Consigne 1: Recopiez mot pour mot le passage de l'article sur le Salon de l'auto qui commence à "Il s’agit bien" et se termine à "à la chimie.".

--------

Salon de l’auto : délégations des usines menacées devant la tribune

La journée syndicale d’action sur les salaires avait été fixée au 1er octobre, calée sur la date du dépôt prévu de la loi de finances à l’Assemblée nationale. La grève appelée par les syndicats CGT, SUD, FO et Unsa dans la santé a été fixée au 29 octobre pour coïncider avec la période prévue de débat sur le budget de la Sécurité sociale. Entre les deux c’est le 17 octobre que les travailleurs de l’automobile (constructeurs et entreprises sous-traitantes) sont allés manifester au salon de l’auto.

Il s’agit bien entendu de tout faire pour assurer le succès de telles journées d’action. Parce qu’elles peuvent être des étapes de la mobilisation nécessaire et que leur échec ne favoriserait évidemment pas cette dernière. Mais le calendrier syndical se calque sur le calendrier parlementaire – comme pendant le mouvement des retraites de 2023 – et n’appelle que chacun son tour, séparément, à la traîne des échéances politiciennes, comme si les directions syndicales laissaient les travailleurs dans l’attente de l’élection présidentielle dans deux ans, ou d’éventuelles législatives anticipées.

Or, selon la CGT, on est passé de 132 plans sociaux en mai à 180 aujourd’hui. Des dizaines de milliers de travailleurs sont menacés de perdre leur emploi : dans l’automobile, mais aussi chez tous les sous-traitants, des industries mécaniques à la chimie.

Il ne s’agit pas d’attendre neuf mois ou deux ans pour réagir ! Ni de donner des conseils industriels au patronat, comme Sophie Binet au Mondial de l’automobile avec son « petit » véhicule électrique « économique ». La seule réponse à la vague de licenciements en cours ou à venir, c’est d’œuvrer à créer un rapport de force qui permette de fédérer toutes les colères des classes populaires – et elles sont nombreuses ! Il faut donc un plan de lutte global contre les licenciements, et non entreprise par entreprise. Les travailleurs de plusieurs sites et secteurs ont montré au Mondial de l’auto qu’il était possible d’agir ensemble et de se coordonner. Car il faudra s’organiser pour en arriver aux manifestations régionales et nationales qui feront de la lutte contre les licenciements une question politique incontournable. C’est, à chaque étape, en mesurant leur nombre et leur impact, que les travailleurs peuvent apprécier leurs chances de succès, s’engager toujours plus nombreux dans la lutte et « mettre le pays à l’arrêt » pour contraindre gouvernement et patronat.

Utopique ? En tout cas bien moins que d’attendre, au chômage, un salut qui viendrait d’on ne sait quelle majorité parlementaire dans on ne sait quelle élection…

Des travailleurs de tous les secteurs manifestent au Mondial de l’automobile

Jeudi 17 octobre, en effet, plusieurs centaines de salariés se sont réunis devant le Mondial de l’automobile pour dénoncer les licenciements, suppressions de postes et fermetures de sites. Des délégations d’équipementiers sont venues de toute la France : Dumarey, Novares, MA France, Valeo, GMD, Bosch ou encore Walor, Forvia et bien d’autres. Ils manifestaient nombreux aux côtés des délégations de salariés des constructeurs comme Stellantis et Renault – dont certains sites sont également menacés – ou de l’industrie de la chimie comme Michelin.

--------

Consigne 2: Mettez en tableau JSON de chaînes les lignes de la liste, en partant de son début et en finissant à la ligne qui contient "- rule-item-all-cells[interactable]: ►", celle-ci comprise. Mettez une chaîne par ligne et laissez de côté les lignes vides.

Données d'annotation des boîtes:

--------

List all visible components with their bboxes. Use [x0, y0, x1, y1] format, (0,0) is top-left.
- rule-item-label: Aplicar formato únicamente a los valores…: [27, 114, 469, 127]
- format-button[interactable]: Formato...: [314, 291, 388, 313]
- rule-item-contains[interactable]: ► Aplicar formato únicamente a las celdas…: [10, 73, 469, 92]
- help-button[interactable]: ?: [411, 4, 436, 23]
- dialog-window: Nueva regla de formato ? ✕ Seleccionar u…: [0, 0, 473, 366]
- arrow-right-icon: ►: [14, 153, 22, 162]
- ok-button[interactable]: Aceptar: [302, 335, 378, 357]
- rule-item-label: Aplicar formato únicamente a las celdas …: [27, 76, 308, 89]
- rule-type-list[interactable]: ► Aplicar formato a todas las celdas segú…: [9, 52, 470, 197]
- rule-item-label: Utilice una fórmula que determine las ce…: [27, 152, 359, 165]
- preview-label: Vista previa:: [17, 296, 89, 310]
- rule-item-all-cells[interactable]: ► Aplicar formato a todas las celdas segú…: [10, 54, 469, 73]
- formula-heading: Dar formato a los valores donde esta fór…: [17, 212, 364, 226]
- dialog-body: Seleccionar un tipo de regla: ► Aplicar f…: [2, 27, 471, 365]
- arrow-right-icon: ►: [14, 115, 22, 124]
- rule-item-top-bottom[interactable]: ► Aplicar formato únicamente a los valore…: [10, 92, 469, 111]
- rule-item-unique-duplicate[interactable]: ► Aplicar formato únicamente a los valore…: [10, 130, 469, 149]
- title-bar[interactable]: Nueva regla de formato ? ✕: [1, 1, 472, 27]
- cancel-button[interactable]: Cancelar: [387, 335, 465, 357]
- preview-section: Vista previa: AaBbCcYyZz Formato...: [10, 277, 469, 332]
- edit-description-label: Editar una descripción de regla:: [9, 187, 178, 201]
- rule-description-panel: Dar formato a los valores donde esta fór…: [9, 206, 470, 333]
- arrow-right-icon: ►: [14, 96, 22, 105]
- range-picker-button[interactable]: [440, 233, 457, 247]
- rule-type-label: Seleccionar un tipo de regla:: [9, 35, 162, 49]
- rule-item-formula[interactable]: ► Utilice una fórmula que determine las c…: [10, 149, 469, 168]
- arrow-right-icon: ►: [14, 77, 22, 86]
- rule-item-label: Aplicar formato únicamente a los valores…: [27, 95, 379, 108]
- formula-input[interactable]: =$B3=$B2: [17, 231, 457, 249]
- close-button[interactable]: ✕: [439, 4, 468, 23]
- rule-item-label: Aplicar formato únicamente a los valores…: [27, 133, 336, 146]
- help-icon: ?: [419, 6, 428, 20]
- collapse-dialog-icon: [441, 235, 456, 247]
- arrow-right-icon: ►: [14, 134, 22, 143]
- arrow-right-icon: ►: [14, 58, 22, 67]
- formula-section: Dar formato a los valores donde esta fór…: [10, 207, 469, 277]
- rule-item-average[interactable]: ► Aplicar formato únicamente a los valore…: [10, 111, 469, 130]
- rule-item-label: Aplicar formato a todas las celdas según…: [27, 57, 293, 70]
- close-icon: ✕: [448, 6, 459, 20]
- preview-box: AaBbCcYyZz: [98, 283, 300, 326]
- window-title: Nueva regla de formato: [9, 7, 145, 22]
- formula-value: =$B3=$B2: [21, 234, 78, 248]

--------

Bonne réponse 1:
Il s’agit bien entendu de tout faire pour assurer le succès de telles journées d’action. Parce qu’elles peuvent être des étapes de la mobilisation nécessaire et que leur échec ne favoriserait évidemment pas cette dernière. Mais le calendrier syndical se calque sur le calendrier parlementaire – comme pendant le mouvement des retraites de 2023 – et n’appelle que chacun son tour, séparément, à la traîne des échéances politiciennes, comme si les directions syndicales laissaient les travailleurs dans l’attente de l’élection présidentielle dans deux ans, ou d’éventuelles législatives anticipées.

Or, selon la CGT, on est passé de 132 plans sociaux en mai à 180 aujourd’hui. Des dizaines de milliers de travailleurs sont menacés de perdre leur emploi : dans l’automobile, mais aussi chez tous les sous-traitants, des industries mécaniques à la chimie.

Bonne réponse 2:
[
  "List all visible components with their bboxes. Use [x0, y0, x1, y1] format, (0,0) is top-left.",
  "- rule-item-label: Aplicar formato únicamente a los valores…: [27, 114, 469, 127]",
  "- format-button[interactable]: Formato...: [314, 291, 388, 313]",
  "- rule-item-contains[interactable]: ► Aplicar formato únicamente a las celdas…: [10, 73, 469, 92]",
  "- help-button[interactable]: ?: [411, 4, 436, 23]",
  "- dialog-window: Nueva regla de formato ? ✕ Seleccionar u…: [0, 0, 473, 366]",
  "- arrow-right-icon: ►: [14, 153, 22, 162]",
  "- ok-button[interactable]: Aceptar: [302, 335, 378, 357]",
  "- rule-item-label: Aplicar formato únicamente a las celdas …: [27, 76, 308, 89]",
  "- rule-type-list[interactable]: ► Aplicar formato a todas las celdas segú…: [9, 52, 470, 197]",
  "- rule-item-label: Utilice una fórmula que determine las ce…: [27, 152, 359, 165]",
  "- preview-label: Vista previa:: [17, 296, 89, 310]",
  "- rule-item-all-cells[interactable]: ► Aplicar formato a todas las celdas segú…: [10, 54, 469, 73]"
]